• WRITTEN PROBLEM: Write out the records word for word, with no pictures.

## Begin INFORMATION SHOWN

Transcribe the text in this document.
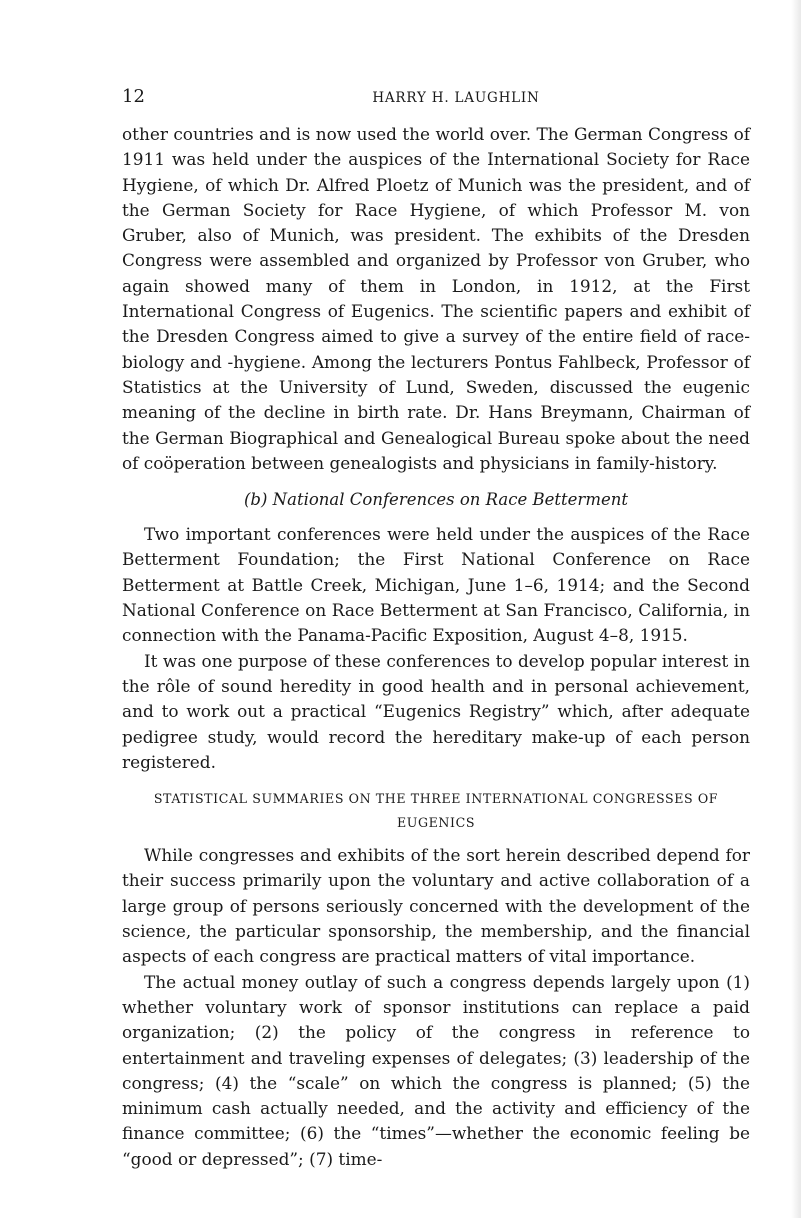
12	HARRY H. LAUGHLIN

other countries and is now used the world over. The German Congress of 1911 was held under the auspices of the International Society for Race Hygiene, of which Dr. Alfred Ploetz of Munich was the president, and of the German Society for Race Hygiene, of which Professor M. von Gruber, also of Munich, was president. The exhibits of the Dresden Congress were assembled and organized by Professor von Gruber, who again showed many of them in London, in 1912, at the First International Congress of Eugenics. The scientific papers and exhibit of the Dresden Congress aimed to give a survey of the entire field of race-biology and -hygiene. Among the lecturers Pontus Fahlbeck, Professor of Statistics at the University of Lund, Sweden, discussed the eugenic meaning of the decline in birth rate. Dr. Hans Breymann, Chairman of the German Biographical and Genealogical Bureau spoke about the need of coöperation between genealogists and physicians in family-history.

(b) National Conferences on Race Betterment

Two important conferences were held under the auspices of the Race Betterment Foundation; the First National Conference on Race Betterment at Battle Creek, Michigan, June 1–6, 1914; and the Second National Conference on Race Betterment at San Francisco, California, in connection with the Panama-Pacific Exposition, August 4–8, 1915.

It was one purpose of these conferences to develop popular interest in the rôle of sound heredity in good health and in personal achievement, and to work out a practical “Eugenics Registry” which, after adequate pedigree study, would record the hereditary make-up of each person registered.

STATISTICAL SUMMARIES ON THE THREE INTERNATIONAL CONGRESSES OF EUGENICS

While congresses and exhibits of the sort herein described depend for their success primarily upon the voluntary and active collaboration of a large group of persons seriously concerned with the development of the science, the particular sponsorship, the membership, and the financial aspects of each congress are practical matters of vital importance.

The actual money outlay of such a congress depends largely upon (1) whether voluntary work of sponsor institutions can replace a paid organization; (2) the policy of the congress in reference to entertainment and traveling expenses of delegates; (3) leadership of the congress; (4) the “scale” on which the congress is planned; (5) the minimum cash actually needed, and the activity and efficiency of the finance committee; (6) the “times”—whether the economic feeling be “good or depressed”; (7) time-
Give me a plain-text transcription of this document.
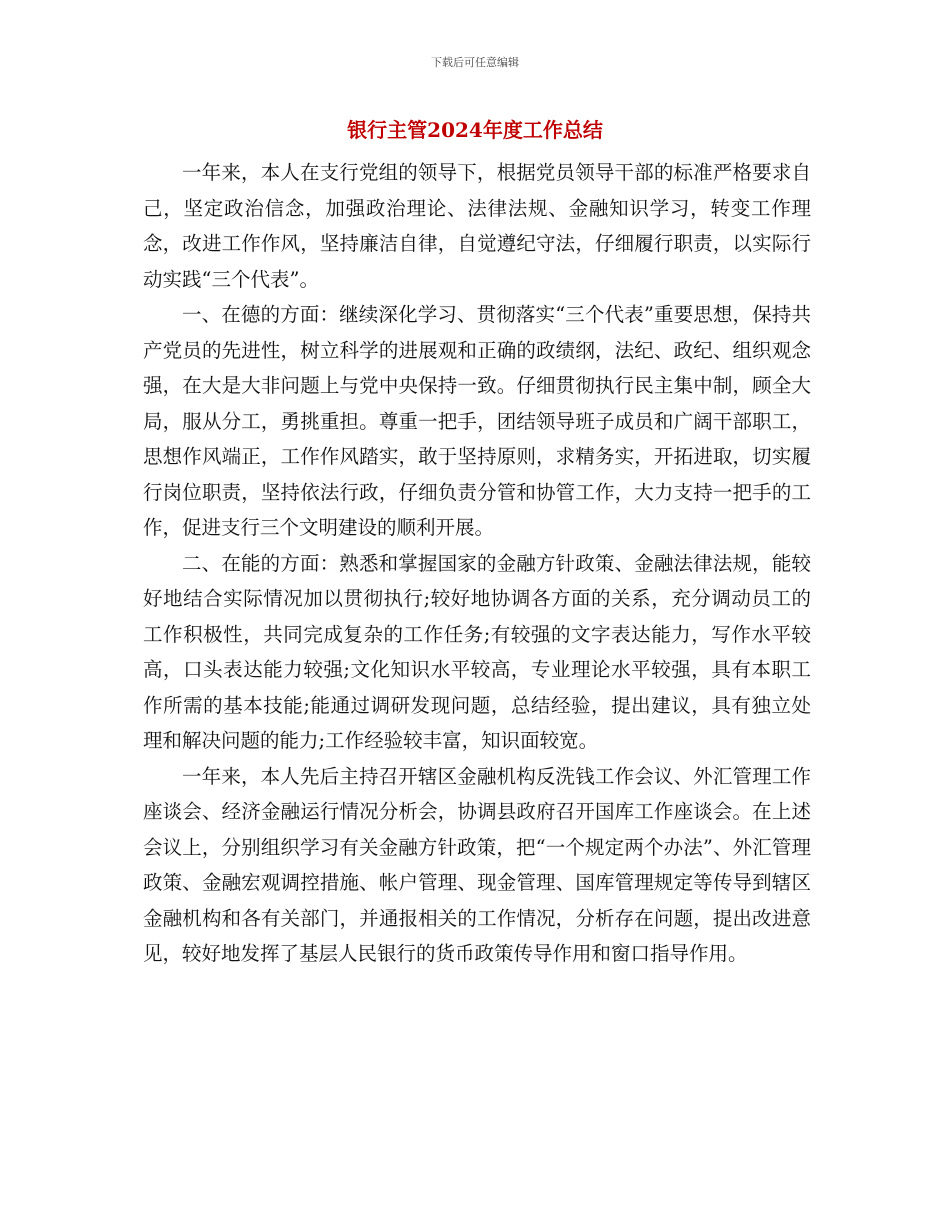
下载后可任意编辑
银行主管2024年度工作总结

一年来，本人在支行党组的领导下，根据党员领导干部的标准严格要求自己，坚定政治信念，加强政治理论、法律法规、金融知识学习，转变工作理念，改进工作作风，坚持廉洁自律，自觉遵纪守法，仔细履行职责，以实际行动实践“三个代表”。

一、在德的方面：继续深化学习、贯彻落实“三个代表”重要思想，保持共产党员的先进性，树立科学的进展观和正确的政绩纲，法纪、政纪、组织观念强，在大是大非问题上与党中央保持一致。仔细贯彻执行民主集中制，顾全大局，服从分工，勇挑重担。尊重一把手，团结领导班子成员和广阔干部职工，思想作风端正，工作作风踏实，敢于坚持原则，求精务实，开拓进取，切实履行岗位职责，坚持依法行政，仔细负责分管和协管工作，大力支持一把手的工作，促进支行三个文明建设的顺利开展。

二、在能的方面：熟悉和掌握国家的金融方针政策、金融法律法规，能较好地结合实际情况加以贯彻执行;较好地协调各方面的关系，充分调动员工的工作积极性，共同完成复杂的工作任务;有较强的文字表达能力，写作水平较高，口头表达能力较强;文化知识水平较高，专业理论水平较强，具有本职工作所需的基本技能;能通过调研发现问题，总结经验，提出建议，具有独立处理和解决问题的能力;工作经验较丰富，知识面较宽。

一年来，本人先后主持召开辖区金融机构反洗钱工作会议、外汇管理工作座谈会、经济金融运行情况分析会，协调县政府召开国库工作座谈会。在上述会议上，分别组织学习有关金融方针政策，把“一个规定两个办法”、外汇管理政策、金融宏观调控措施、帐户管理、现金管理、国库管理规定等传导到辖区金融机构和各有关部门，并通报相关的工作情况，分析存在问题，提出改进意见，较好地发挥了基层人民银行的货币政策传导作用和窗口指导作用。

## End INFORMATION SHOWN

• RESULT OF THE EXERCISE:
Transcribe the text in this document.
12	HARRY H. LAUGHLIN

other countries and is now used the world over. The German Congress of 1911 was held under the auspices of the International Society for Race Hygiene, of which Dr. Alfred Ploetz of Munich was the president, and of the German Society for Race Hygiene, of which Professor M. von Gruber, also of Munich, was president. The exhibits of the Dresden Congress were assembled and organized by Professor von Gruber, who again showed many of them in London, in 1912, at the First International Congress of Eugenics. The scientific papers and exhibit of the Dresden Congress aimed to give a survey of the entire field of race-biology and -hygiene. Among the lecturers Pontus Fahlbeck, Professor of Statistics at the University of Lund, Sweden, discussed the eugenic meaning of the decline in birth rate. Dr. Hans Breymann, Chairman of the German Biographical and Genealogical Bureau spoke about the need of coöperation between genealogists and physicians in family-history.

(b) National Conferences on Race Betterment

Two important conferences were held under the auspices of the Race Betterment Foundation; the First National Conference on Race Betterment at Battle Creek, Michigan, June 1–6, 1914; and the Second National Conference on Race Betterment at San Francisco, California, in connection with the Panama-Pacific Exposition, August 4–8, 1915.

It was one purpose of these conferences to develop popular interest in the rôle of sound heredity in good health and in personal achievement, and to work out a practical “Eugenics Registry” which, after adequate pedigree study, would record the hereditary make-up of each person registered.

STATISTICAL SUMMARIES ON THE THREE INTERNATIONAL CONGRESSES OF EUGENICS

While congresses and exhibits of the sort herein described depend for their success primarily upon the voluntary and active collaboration of a large group of persons seriously concerned with the development of the science, the particular sponsorship, the membership, and the financial aspects of each congress are practical matters of vital importance.

The actual money outlay of such a congress depends largely upon (1) whether voluntary work of sponsor institutions can replace a paid organization; (2) the policy of the congress in reference to entertainment and traveling expenses of delegates; (3) leadership of the congress; (4) the “scale” on which the congress is planned; (5) the minimum cash actually needed, and the activity and efficiency of the finance committee; (6) the “times”—whether the economic feeling be “good or depressed”; (7) time-
Give me a plain-text transcription of this document.
下载后可任意编辑
银行主管2024年度工作总结

一年来，本人在支行党组的领导下，根据党员领导干部的标准严格要求自己，坚定政治信念，加强政治理论、法律法规、金融知识学习，转变工作理念，改进工作作风，坚持廉洁自律，自觉遵纪守法，仔细履行职责，以实际行动实践“三个代表”。

一、在德的方面：继续深化学习、贯彻落实“三个代表”重要思想，保持共产党员的先进性，树立科学的进展观和正确的政绩纲，法纪、政纪、组织观念强，在大是大非问题上与党中央保持一致。仔细贯彻执行民主集中制，顾全大局，服从分工，勇挑重担。尊重一把手，团结领导班子成员和广阔干部职工，思想作风端正，工作作风踏实，敢于坚持原则，求精务实，开拓进取，切实履行岗位职责，坚持依法行政，仔细负责分管和协管工作，大力支持一把手的工作，促进支行三个文明建设的顺利开展。

二、在能的方面：熟悉和掌握国家的金融方针政策、金融法律法规，能较好地结合实际情况加以贯彻执行;较好地协调各方面的关系，充分调动员工的工作积极性，共同完成复杂的工作任务;有较强的文字表达能力，写作水平较高，口头表达能力较强;文化知识水平较高，专业理论水平较强，具有本职工作所需的基本技能;能通过调研发现问题，总结经验，提出建议，具有独立处理和解决问题的能力;工作经验较丰富，知识面较宽。

一年来，本人先后主持召开辖区金融机构反洗钱工作会议、外汇管理工作座谈会、经济金融运行情况分析会，协调县政府召开国库工作座谈会。在上述会议上，分别组织学习有关金融方针政策，把“一个规定两个办法”、外汇管理政策、金融宏观调控措施、帐户管理、现金管理、国库管理规定等传导到辖区金融机构和各有关部门，并通报相关的工作情况，分析存在问题，提出改进意见，较好地发挥了基层人民银行的货币政策传导作用和窗口指导作用。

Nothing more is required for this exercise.